→ WHAT THE EXERCISE ASKS: Print the records below word for word, but leave out the pictures.
** Start of ENTRIES **
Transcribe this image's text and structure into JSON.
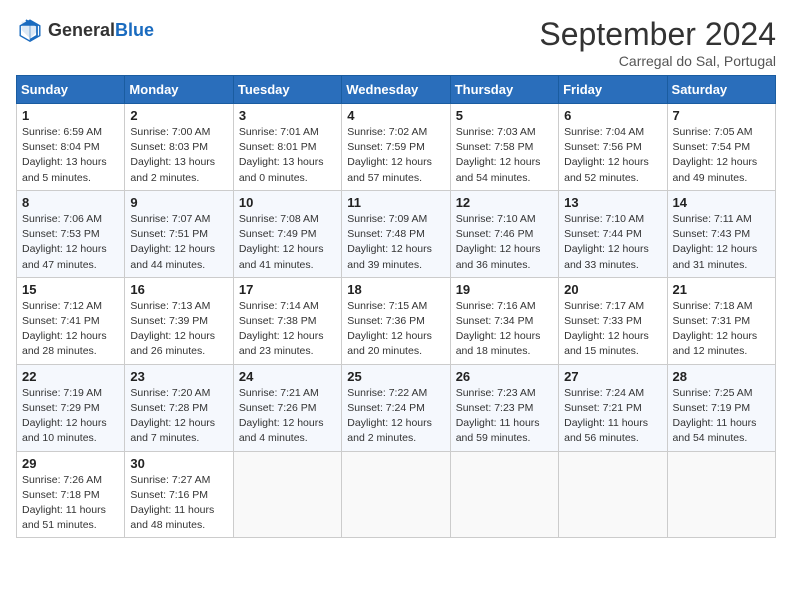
{
  "header": {
    "logo_general": "General",
    "logo_blue": "Blue",
    "title": "September 2024",
    "subtitle": "Carregal do Sal, Portugal"
  },
  "weekdays": [
    "Sunday",
    "Monday",
    "Tuesday",
    "Wednesday",
    "Thursday",
    "Friday",
    "Saturday"
  ],
  "weeks": [
    [
      {
        "day": "1",
        "sunrise": "Sunrise: 6:59 AM",
        "sunset": "Sunset: 8:04 PM",
        "daylight": "Daylight: 13 hours and 5 minutes."
      },
      {
        "day": "2",
        "sunrise": "Sunrise: 7:00 AM",
        "sunset": "Sunset: 8:03 PM",
        "daylight": "Daylight: 13 hours and 2 minutes."
      },
      {
        "day": "3",
        "sunrise": "Sunrise: 7:01 AM",
        "sunset": "Sunset: 8:01 PM",
        "daylight": "Daylight: 13 hours and 0 minutes."
      },
      {
        "day": "4",
        "sunrise": "Sunrise: 7:02 AM",
        "sunset": "Sunset: 7:59 PM",
        "daylight": "Daylight: 12 hours and 57 minutes."
      },
      {
        "day": "5",
        "sunrise": "Sunrise: 7:03 AM",
        "sunset": "Sunset: 7:58 PM",
        "daylight": "Daylight: 12 hours and 54 minutes."
      },
      {
        "day": "6",
        "sunrise": "Sunrise: 7:04 AM",
        "sunset": "Sunset: 7:56 PM",
        "daylight": "Daylight: 12 hours and 52 minutes."
      },
      {
        "day": "7",
        "sunrise": "Sunrise: 7:05 AM",
        "sunset": "Sunset: 7:54 PM",
        "daylight": "Daylight: 12 hours and 49 minutes."
      }
    ],
    [
      {
        "day": "8",
        "sunrise": "Sunrise: 7:06 AM",
        "sunset": "Sunset: 7:53 PM",
        "daylight": "Daylight: 12 hours and 47 minutes."
      },
      {
        "day": "9",
        "sunrise": "Sunrise: 7:07 AM",
        "sunset": "Sunset: 7:51 PM",
        "daylight": "Daylight: 12 hours and 44 minutes."
      },
      {
        "day": "10",
        "sunrise": "Sunrise: 7:08 AM",
        "sunset": "Sunset: 7:49 PM",
        "daylight": "Daylight: 12 hours and 41 minutes."
      },
      {
        "day": "11",
        "sunrise": "Sunrise: 7:09 AM",
        "sunset": "Sunset: 7:48 PM",
        "daylight": "Daylight: 12 hours and 39 minutes."
      },
      {
        "day": "12",
        "sunrise": "Sunrise: 7:10 AM",
        "sunset": "Sunset: 7:46 PM",
        "daylight": "Daylight: 12 hours and 36 minutes."
      },
      {
        "day": "13",
        "sunrise": "Sunrise: 7:10 AM",
        "sunset": "Sunset: 7:44 PM",
        "daylight": "Daylight: 12 hours and 33 minutes."
      },
      {
        "day": "14",
        "sunrise": "Sunrise: 7:11 AM",
        "sunset": "Sunset: 7:43 PM",
        "daylight": "Daylight: 12 hours and 31 minutes."
      }
    ],
    [
      {
        "day": "15",
        "sunrise": "Sunrise: 7:12 AM",
        "sunset": "Sunset: 7:41 PM",
        "daylight": "Daylight: 12 hours and 28 minutes."
      },
      {
        "day": "16",
        "sunrise": "Sunrise: 7:13 AM",
        "sunset": "Sunset: 7:39 PM",
        "daylight": "Daylight: 12 hours and 26 minutes."
      },
      {
        "day": "17",
        "sunrise": "Sunrise: 7:14 AM",
        "sunset": "Sunset: 7:38 PM",
        "daylight": "Daylight: 12 hours and 23 minutes."
      },
      {
        "day": "18",
        "sunrise": "Sunrise: 7:15 AM",
        "sunset": "Sunset: 7:36 PM",
        "daylight": "Daylight: 12 hours and 20 minutes."
      },
      {
        "day": "19",
        "sunrise": "Sunrise: 7:16 AM",
        "sunset": "Sunset: 7:34 PM",
        "daylight": "Daylight: 12 hours and 18 minutes."
      },
      {
        "day": "20",
        "sunrise": "Sunrise: 7:17 AM",
        "sunset": "Sunset: 7:33 PM",
        "daylight": "Daylight: 12 hours and 15 minutes."
      },
      {
        "day": "21",
        "sunrise": "Sunrise: 7:18 AM",
        "sunset": "Sunset: 7:31 PM",
        "daylight": "Daylight: 12 hours and 12 minutes."
      }
    ],
    [
      {
        "day": "22",
        "sunrise": "Sunrise: 7:19 AM",
        "sunset": "Sunset: 7:29 PM",
        "daylight": "Daylight: 12 hours and 10 minutes."
      },
      {
        "day": "23",
        "sunrise": "Sunrise: 7:20 AM",
        "sunset": "Sunset: 7:28 PM",
        "daylight": "Daylight: 12 hours and 7 minutes."
      },
      {
        "day": "24",
        "sunrise": "Sunrise: 7:21 AM",
        "sunset": "Sunset: 7:26 PM",
        "daylight": "Daylight: 12 hours and 4 minutes."
      },
      {
        "day": "25",
        "sunrise": "Sunrise: 7:22 AM",
        "sunset": "Sunset: 7:24 PM",
        "daylight": "Daylight: 12 hours and 2 minutes."
      },
      {
        "day": "26",
        "sunrise": "Sunrise: 7:23 AM",
        "sunset": "Sunset: 7:23 PM",
        "daylight": "Daylight: 11 hours and 59 minutes."
      },
      {
        "day": "27",
        "sunrise": "Sunrise: 7:24 AM",
        "sunset": "Sunset: 7:21 PM",
        "daylight": "Daylight: 11 hours and 56 minutes."
      },
      {
        "day": "28",
        "sunrise": "Sunrise: 7:25 AM",
        "sunset": "Sunset: 7:19 PM",
        "daylight": "Daylight: 11 hours and 54 minutes."
      }
    ],
    [
      {
        "day": "29",
        "sunrise": "Sunrise: 7:26 AM",
        "sunset": "Sunset: 7:18 PM",
        "daylight": "Daylight: 11 hours and 51 minutes."
      },
      {
        "day": "30",
        "sunrise": "Sunrise: 7:27 AM",
        "sunset": "Sunset: 7:16 PM",
        "daylight": "Daylight: 11 hours and 48 minutes."
      },
      null,
      null,
      null,
      null,
      null
    ]
  ]
}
** End of ENTRIES **
→ RESPONSE TO THIS EXERCISE:
Transcribe this image's text and structure into JSON.
{
  "header": {
    "logo_general": "General",
    "logo_blue": "Blue",
    "title": "September 2024",
    "subtitle": "Carregal do Sal, Portugal"
  },
  "weekdays": [
    "Sunday",
    "Monday",
    "Tuesday",
    "Wednesday",
    "Thursday",
    "Friday",
    "Saturday"
  ],
  "weeks": [
    [
      {
        "day": "1",
        "sunrise": "Sunrise: 6:59 AM",
        "sunset": "Sunset: 8:04 PM",
        "daylight": "Daylight: 13 hours and 5 minutes."
      },
      {
        "day": "2",
        "sunrise": "Sunrise: 7:00 AM",
        "sunset": "Sunset: 8:03 PM",
        "daylight": "Daylight: 13 hours and 2 minutes."
      },
      {
        "day": "3",
        "sunrise": "Sunrise: 7:01 AM",
        "sunset": "Sunset: 8:01 PM",
        "daylight": "Daylight: 13 hours and 0 minutes."
      },
      {
        "day": "4",
        "sunrise": "Sunrise: 7:02 AM",
        "sunset": "Sunset: 7:59 PM",
        "daylight": "Daylight: 12 hours and 57 minutes."
      },
      {
        "day": "5",
        "sunrise": "Sunrise: 7:03 AM",
        "sunset": "Sunset: 7:58 PM",
        "daylight": "Daylight: 12 hours and 54 minutes."
      },
      {
        "day": "6",
        "sunrise": "Sunrise: 7:04 AM",
        "sunset": "Sunset: 7:56 PM",
        "daylight": "Daylight: 12 hours and 52 minutes."
      },
      {
        "day": "7",
        "sunrise": "Sunrise: 7:05 AM",
        "sunset": "Sunset: 7:54 PM",
        "daylight": "Daylight: 12 hours and 49 minutes."
      }
    ],
    [
      {
        "day": "8",
        "sunrise": "Sunrise: 7:06 AM",
        "sunset": "Sunset: 7:53 PM",
        "daylight": "Daylight: 12 hours and 47 minutes."
      },
      {
        "day": "9",
        "sunrise": "Sunrise: 7:07 AM",
        "sunset": "Sunset: 7:51 PM",
        "daylight": "Daylight: 12 hours and 44 minutes."
      },
      {
        "day": "10",
        "sunrise": "Sunrise: 7:08 AM",
        "sunset": "Sunset: 7:49 PM",
        "daylight": "Daylight: 12 hours and 41 minutes."
      },
      {
        "day": "11",
        "sunrise": "Sunrise: 7:09 AM",
        "sunset": "Sunset: 7:48 PM",
        "daylight": "Daylight: 12 hours and 39 minutes."
      },
      {
        "day": "12",
        "sunrise": "Sunrise: 7:10 AM",
        "sunset": "Sunset: 7:46 PM",
        "daylight": "Daylight: 12 hours and 36 minutes."
      },
      {
        "day": "13",
        "sunrise": "Sunrise: 7:10 AM",
        "sunset": "Sunset: 7:44 PM",
        "daylight": "Daylight: 12 hours and 33 minutes."
      },
      {
        "day": "14",
        "sunrise": "Sunrise: 7:11 AM",
        "sunset": "Sunset: 7:43 PM",
        "daylight": "Daylight: 12 hours and 31 minutes."
      }
    ],
    [
      {
        "day": "15",
        "sunrise": "Sunrise: 7:12 AM",
        "sunset": "Sunset: 7:41 PM",
        "daylight": "Daylight: 12 hours and 28 minutes."
      },
      {
        "day": "16",
        "sunrise": "Sunrise: 7:13 AM",
        "sunset": "Sunset: 7:39 PM",
        "daylight": "Daylight: 12 hours and 26 minutes."
      },
      {
        "day": "17",
        "sunrise": "Sunrise: 7:14 AM",
        "sunset": "Sunset: 7:38 PM",
        "daylight": "Daylight: 12 hours and 23 minutes."
      },
      {
        "day": "18",
        "sunrise": "Sunrise: 7:15 AM",
        "sunset": "Sunset: 7:36 PM",
        "daylight": "Daylight: 12 hours and 20 minutes."
      },
      {
        "day": "19",
        "sunrise": "Sunrise: 7:16 AM",
        "sunset": "Sunset: 7:34 PM",
        "daylight": "Daylight: 12 hours and 18 minutes."
      },
      {
        "day": "20",
        "sunrise": "Sunrise: 7:17 AM",
        "sunset": "Sunset: 7:33 PM",
        "daylight": "Daylight: 12 hours and 15 minutes."
      },
      {
        "day": "21",
        "sunrise": "Sunrise: 7:18 AM",
        "sunset": "Sunset: 7:31 PM",
        "daylight": "Daylight: 12 hours and 12 minutes."
      }
    ],
    [
      {
        "day": "22",
        "sunrise": "Sunrise: 7:19 AM",
        "sunset": "Sunset: 7:29 PM",
        "daylight": "Daylight: 12 hours and 10 minutes."
      },
      {
        "day": "23",
        "sunrise": "Sunrise: 7:20 AM",
        "sunset": "Sunset: 7:28 PM",
        "daylight": "Daylight: 12 hours and 7 minutes."
      },
      {
        "day": "24",
        "sunrise": "Sunrise: 7:21 AM",
        "sunset": "Sunset: 7:26 PM",
        "daylight": "Daylight: 12 hours and 4 minutes."
      },
      {
        "day": "25",
        "sunrise": "Sunrise: 7:22 AM",
        "sunset": "Sunset: 7:24 PM",
        "daylight": "Daylight: 12 hours and 2 minutes."
      },
      {
        "day": "26",
        "sunrise": "Sunrise: 7:23 AM",
        "sunset": "Sunset: 7:23 PM",
        "daylight": "Daylight: 11 hours and 59 minutes."
      },
      {
        "day": "27",
        "sunrise": "Sunrise: 7:24 AM",
        "sunset": "Sunset: 7:21 PM",
        "daylight": "Daylight: 11 hours and 56 minutes."
      },
      {
        "day": "28",
        "sunrise": "Sunrise: 7:25 AM",
        "sunset": "Sunset: 7:19 PM",
        "daylight": "Daylight: 11 hours and 54 minutes."
      }
    ],
    [
      {
        "day": "29",
        "sunrise": "Sunrise: 7:26 AM",
        "sunset": "Sunset: 7:18 PM",
        "daylight": "Daylight: 11 hours and 51 minutes."
      },
      {
        "day": "30",
        "sunrise": "Sunrise: 7:27 AM",
        "sunset": "Sunset: 7:16 PM",
        "daylight": "Daylight: 11 hours and 48 minutes."
      },
      null,
      null,
      null,
      null,
      null
    ]
  ]
}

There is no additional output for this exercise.